> _Исходный текст_
■ ■ ■ ■

Повседневная жизнь Пушкиногорья — страница 15 из 67

В семье Пушкиных любили собак. Отчасти это была дань моде, по которой мужчины, часто заядлые охотники, заводили себе если не свору, что требовало особых вложений, то во всяком случае собаку охотничьей породы. Дамы, как правило, довольствовались левретками, шпицами и другими представителями мелких мастей. Известно, что Ольга Сергеевна Пушкина, по крайней мере до своего замужества, большое внимание уделяла этим домашним питомцам, которых держала всегда несколько. В одном из своих писем сестре из Кишинева Пушкин спрашивал ее: «Какие собаки твои любимицы? Забыла ли ты трагическую смерть Омфалы и Бизара?»[101] Что случилось с упомянутыми собачками Ольги Сергеевны, нам неизвестно, но очевидно, что их жизнь и смерть имели для хозяйки особое значение.

Конечно, животные путешествовали вместе с хозяевами, летом приезжали с ними в усадьбу, на зимний сезон возвращались в город. Была любимая собака и у Сергея Львовича — охотничий пес Руслан, получивший свое имя в честь героя пушкинской поэмы, которой вся семья небезосновательно гордилась. Он появился в семье самое раннее в 1818 году, когда поэма была вчерне закончена Пушкиным. Его порода может быть установлена по дошедшему до нас рисунку К. Гампельна 1824 года, изображающему хозяина Михайловского в обществе преданно заглядывающего ему в глаза пса. Предположим, что Руслан был ирландским сеттером, как думает и С. С. Гейченко, или волкодавом. Эта собака много лет прожила бок о бок с семейством Пушкиных и завоевала некоторую даже литературную известность.

Описывая дочери свою деревенскую жизнь в Михайловском, то Сергей Львович, то Надежда Осиповна упоминают Руслана как члена семьи. Рассказывая о собственном здоровье, не забывают и о любимой собаке: «Руслан здесь гораздо лучше себя чувствует. Он бегает весьма проворно и прыгает совсем как встарь, он помолодел на много лет с той разницей, что больше не воюет ни с собаками, ни с мужчинами и не охотится за перчатками»[102].

Весной 1833 года Руслан заболел, и Сергей Львович с тревогой сообщал дочери: «…он 8 дней как не ест, очень кашляет и так слаб, что едва может дотащиться, чтобы лечь у моих ног. Я всякий день жду, что потеряю его»[103]. В конце письма он в рассеянности несколько раз повторяет имя собаки.

Руслана не стало в августе того же года, он протянул еще два месяца, уехал вместе с хозяевами в Михайловское и умер там. Сергей Львович похоронил его в саду под большой березой и хотел даже поставить на могиле любимой собаки памятник-мавзолей в духе сентиментальной традиции, но остерегся («соседи скажут, что это религиозный акт»[104]) и ограничился эпитафией по-французски. Ее русский вариант приводит в своих воспоминаниях Л. Н. Павлищев:

Лежит здесь мой Руслан, мой друг, мой верный пес!

■ ■ ■ ■

> _Набор данных_
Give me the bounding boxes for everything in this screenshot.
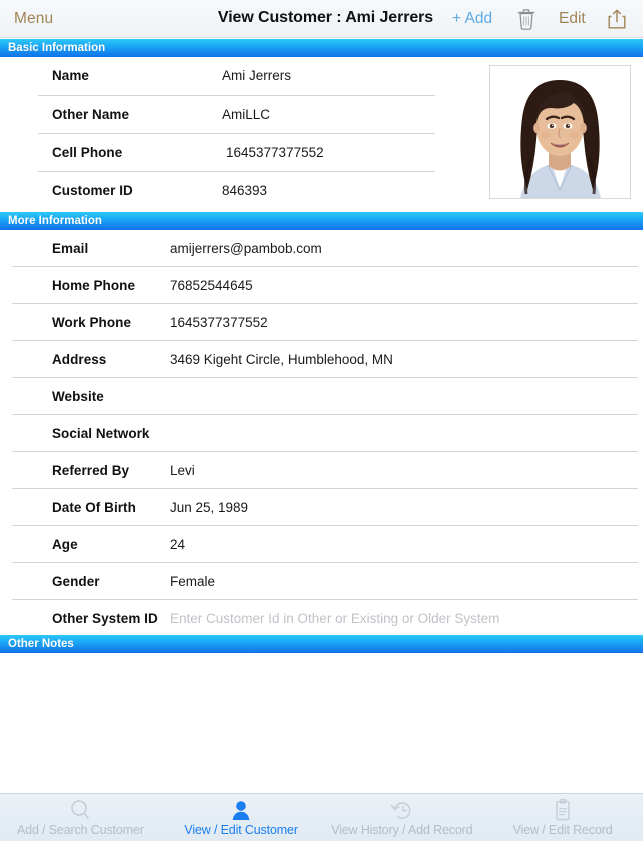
tab-label: View / Edit Customer <box>184 823 298 837</box>
row-label: Cell Phone <box>52 145 123 160</box>
row-value: 76852544645 <box>170 278 253 293</box>
trash-icon[interactable] <box>513 6 539 32</box>
tab-label: Add / Search Customer <box>16 823 144 837</box>
table-row[interactable]: Other System ID Enter Customer Id in Oth… <box>0 600 643 638</box>
row-value: 3469 Kigeht Circle, Humblehood, MN <box>170 352 393 367</box>
row-label: Other Name <box>52 107 130 122</box>
row-label: Age <box>52 537 78 552</box>
row-value: AmiLLC <box>222 107 271 122</box>
row-label: Social Network <box>52 426 150 441</box>
tab-view-history-add-record[interactable]: View History / Add Record <box>322 794 483 841</box>
add-button[interactable]: + Add <box>452 10 492 28</box>
row-value: 846393 <box>222 183 268 198</box>
clipboard-icon <box>549 798 577 822</box>
row-label: Address <box>52 352 107 367</box>
tab-view-edit-customer[interactable]: View / Edit Customer <box>161 794 322 841</box>
row-value: 24 <box>170 537 186 552</box>
row-value: Levi <box>170 463 195 478</box>
other-notes-area[interactable] <box>0 653 643 793</box>
row-label: Website <box>52 389 104 404</box>
table-row[interactable]: Gender Female <box>0 563 643 601</box>
row-value: Jun 25, 1989 <box>170 500 249 515</box>
row-label: Home Phone <box>52 278 136 293</box>
table-row[interactable]: Referred By Levi <box>0 452 643 490</box>
table-row[interactable]: Address 3469 Kigeht Circle, Humblehood, … <box>0 341 643 379</box>
section-header-other-notes: Other Notes <box>0 635 643 653</box>
history-clock-icon <box>388 798 416 822</box>
table-row[interactable]: Email amijerrers@pambob.com <box>0 230 643 268</box>
page-title: View Customer : Ami Jerrers <box>217 9 434 26</box>
row-label: Gender <box>52 574 100 589</box>
person-icon <box>227 798 255 822</box>
table-row[interactable]: Social Network <box>0 415 643 453</box>
table-row[interactable]: Age 24 <box>0 526 643 564</box>
row-value: amijerrers@pambob.com <box>170 241 322 256</box>
tab-add-search-customer[interactable]: Add / Search Customer <box>0 794 161 841</box>
customer-photo[interactable] <box>489 65 631 199</box>
tab-label: View / Edit Record <box>512 823 613 837</box>
other-system-id-input[interactable]: Enter Customer Id in Other or Existing o… <box>170 611 499 626</box>
avatar <box>490 66 630 198</box>
search-icon <box>66 798 94 822</box>
tab-label: View History / Add Record <box>331 823 473 837</box>
row-label: Email <box>52 241 89 256</box>
table-row[interactable]: Work Phone 1645377377552 <box>0 304 643 342</box>
table-row[interactable]: Website <box>0 378 643 416</box>
section-header-more-information: More Information <box>0 212 643 230</box>
table-row[interactable]: Date Of Birth Jun 25, 1989 <box>0 489 643 527</box>
row-label: Work Phone <box>52 315 132 330</box>
row-label: Customer ID <box>52 183 133 198</box>
row-value: Female <box>170 574 216 589</box>
bottom-tab-bar: Add / Search Customer View / Edit Custom… <box>0 793 643 841</box>
row-label: Name <box>52 68 89 83</box>
table-row[interactable]: Home Phone 76852544645 <box>0 267 643 305</box>
row-value: 1645377377552 <box>226 145 324 160</box>
row-label: Date Of Birth <box>52 500 136 515</box>
section-header-basic-information: Basic Information <box>0 39 643 57</box>
row-value: Ami Jerrers <box>222 68 292 83</box>
row-label: Referred By <box>52 463 130 478</box>
row-label: Other System ID <box>52 611 158 626</box>
edit-button[interactable]: Edit <box>559 10 586 28</box>
row-value: 1645377377552 <box>170 315 268 330</box>
tab-view-edit-record[interactable]: View / Edit Record <box>482 794 643 841</box>
share-icon[interactable] <box>604 6 630 32</box>
top-navigation-bar: Menu View Customer : Ami Jerrers + Add E… <box>0 0 643 38</box>
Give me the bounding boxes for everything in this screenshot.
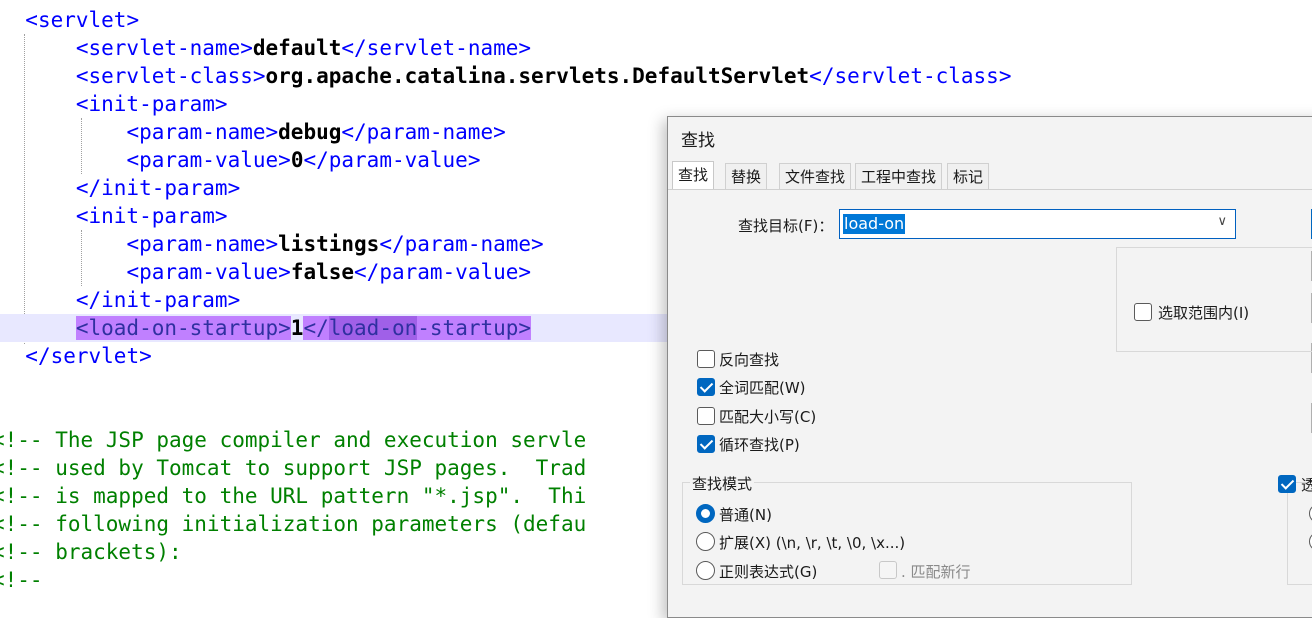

■ ■ ■ ■

Выпишите из текста о собаках семьи Пушкиных отрывок от слов «Конечно, животные путешествовали» до слов «даже литературную известность.» включительно.

> _Письменное решение_
Конечно, животные путешествовали вместе с хозяевами, летом приезжали с ними в усадьбу, на зимний сезон возвращались в город. Была любимая собака и у Сергея Львовича — охотничий пес Руслан, получивший свое имя в честь героя пушкинской поэмы, которой вся семья небезосновательно гордилась. Он появился в семье самое раннее в 1818 году, когда поэма была вчерне закончена Пушкиным. Его порода может быть установлена по дошедшему до нас рисунку К. Гампельна 1824 года, изображающему хозяина Михайловского в обществе преданно заглядывающего ему в глаза пса. Предположим, что Руслан был ирландским сеттером, как думает и С. С. Гейченко, или волкодавом. Эта собака много лет прожила бок о бок с семейством Пушкиных и завоевала некоторую даже литературную известность.